[Entries from a dataset]
::::::::::
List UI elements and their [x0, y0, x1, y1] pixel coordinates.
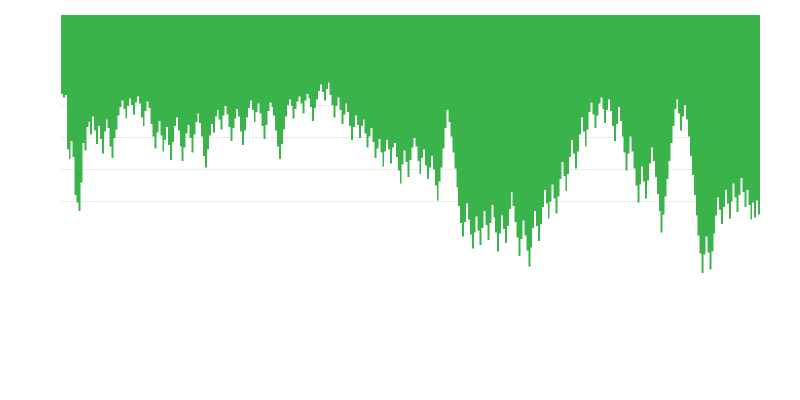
series-fill-path [61, 15, 760, 273]
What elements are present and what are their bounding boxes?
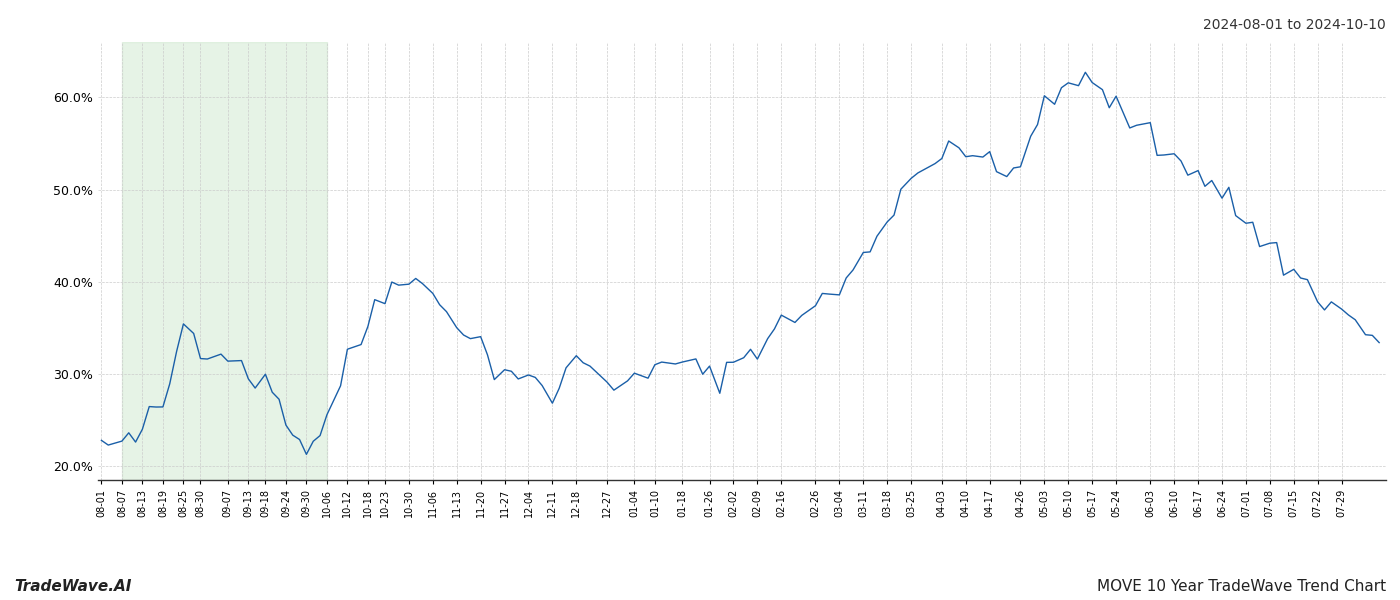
Text: 2024-08-01 to 2024-10-10: 2024-08-01 to 2024-10-10	[1203, 18, 1386, 32]
Text: MOVE 10 Year TradeWave Trend Chart: MOVE 10 Year TradeWave Trend Chart	[1096, 579, 1386, 594]
Text: TradeWave.AI: TradeWave.AI	[14, 579, 132, 594]
Bar	[122, 42, 328, 480]
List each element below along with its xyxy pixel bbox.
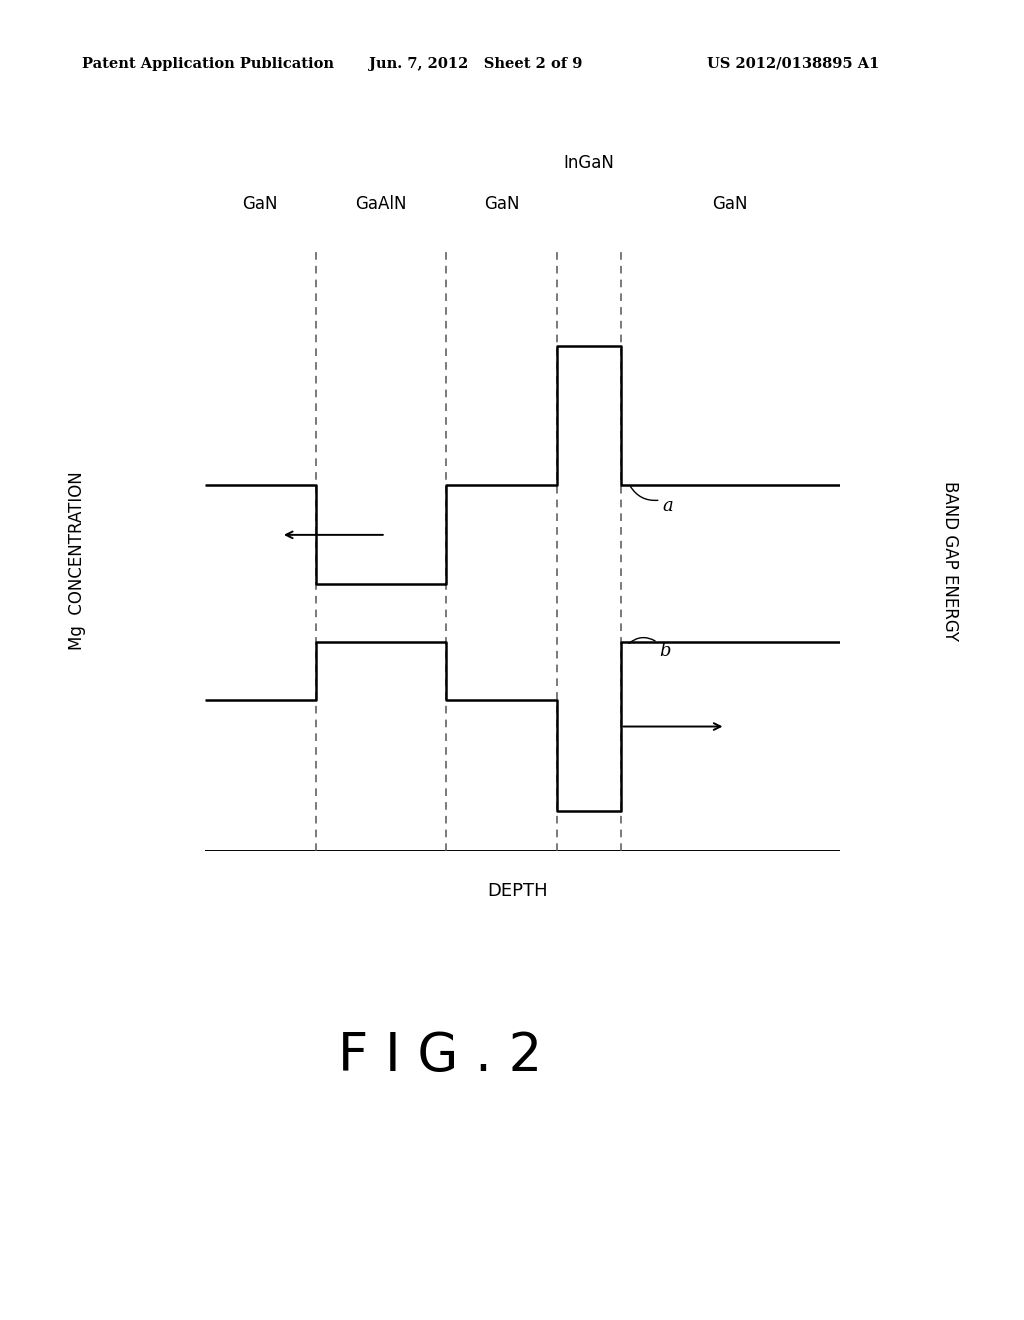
::::::::::
Problem statement: Work out how many of the lines above contain the string "elements", and give only that number.

The solution: 2